'''

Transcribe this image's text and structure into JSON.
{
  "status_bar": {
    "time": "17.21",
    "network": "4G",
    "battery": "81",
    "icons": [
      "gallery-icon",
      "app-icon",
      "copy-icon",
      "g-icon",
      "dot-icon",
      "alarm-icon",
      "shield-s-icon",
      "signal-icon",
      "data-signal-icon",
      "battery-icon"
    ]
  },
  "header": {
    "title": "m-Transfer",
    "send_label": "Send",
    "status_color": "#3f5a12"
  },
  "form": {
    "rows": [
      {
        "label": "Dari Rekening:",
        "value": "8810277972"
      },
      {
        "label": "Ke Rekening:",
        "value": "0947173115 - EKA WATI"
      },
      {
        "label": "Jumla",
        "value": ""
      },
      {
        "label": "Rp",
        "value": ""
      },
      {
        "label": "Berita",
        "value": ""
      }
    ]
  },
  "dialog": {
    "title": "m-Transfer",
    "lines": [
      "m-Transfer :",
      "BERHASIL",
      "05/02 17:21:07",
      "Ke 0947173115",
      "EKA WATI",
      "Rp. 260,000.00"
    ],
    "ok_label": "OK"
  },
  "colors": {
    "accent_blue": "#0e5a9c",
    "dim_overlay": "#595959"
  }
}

'''
'''

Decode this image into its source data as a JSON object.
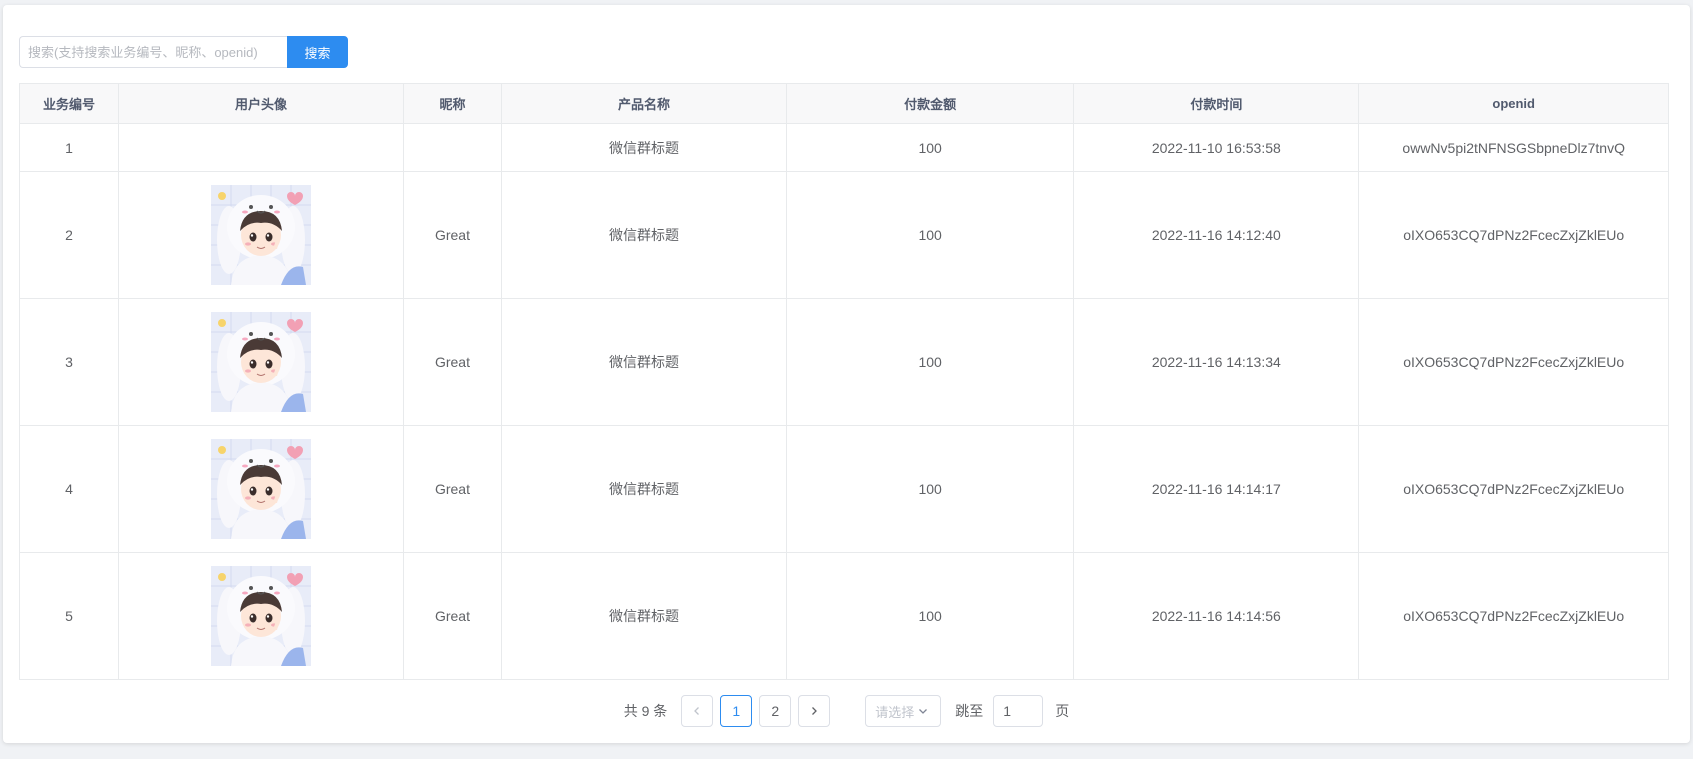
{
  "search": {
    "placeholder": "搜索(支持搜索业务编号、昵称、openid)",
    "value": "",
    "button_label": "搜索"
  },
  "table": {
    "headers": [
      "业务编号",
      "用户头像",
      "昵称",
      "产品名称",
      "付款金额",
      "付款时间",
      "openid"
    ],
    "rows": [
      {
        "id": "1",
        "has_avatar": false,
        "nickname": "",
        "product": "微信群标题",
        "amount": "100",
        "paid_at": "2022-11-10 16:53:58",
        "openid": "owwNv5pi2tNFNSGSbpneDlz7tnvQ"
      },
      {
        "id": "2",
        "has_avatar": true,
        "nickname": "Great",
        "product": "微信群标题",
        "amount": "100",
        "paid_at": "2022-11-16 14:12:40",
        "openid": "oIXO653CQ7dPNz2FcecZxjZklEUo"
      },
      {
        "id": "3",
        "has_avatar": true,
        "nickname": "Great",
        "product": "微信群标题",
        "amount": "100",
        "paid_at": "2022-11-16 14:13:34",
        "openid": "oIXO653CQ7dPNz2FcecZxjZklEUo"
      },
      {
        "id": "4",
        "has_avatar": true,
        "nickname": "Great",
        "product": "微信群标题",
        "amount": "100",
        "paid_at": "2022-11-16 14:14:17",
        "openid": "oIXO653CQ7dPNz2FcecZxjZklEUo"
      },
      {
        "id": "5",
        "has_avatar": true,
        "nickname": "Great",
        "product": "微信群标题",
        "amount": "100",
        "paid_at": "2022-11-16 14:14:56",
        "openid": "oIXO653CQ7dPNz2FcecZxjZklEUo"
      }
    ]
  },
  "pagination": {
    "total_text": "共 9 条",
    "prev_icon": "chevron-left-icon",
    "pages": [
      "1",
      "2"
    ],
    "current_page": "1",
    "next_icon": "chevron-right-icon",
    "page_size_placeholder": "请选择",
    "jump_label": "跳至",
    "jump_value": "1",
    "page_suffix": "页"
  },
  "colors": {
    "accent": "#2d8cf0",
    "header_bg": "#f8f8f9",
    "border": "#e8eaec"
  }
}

'''

## Aim
Copy each line of the listing that contains the string "data".

## The reply
      "data-signal-icon",
Decode this image into its source data as a JSON object.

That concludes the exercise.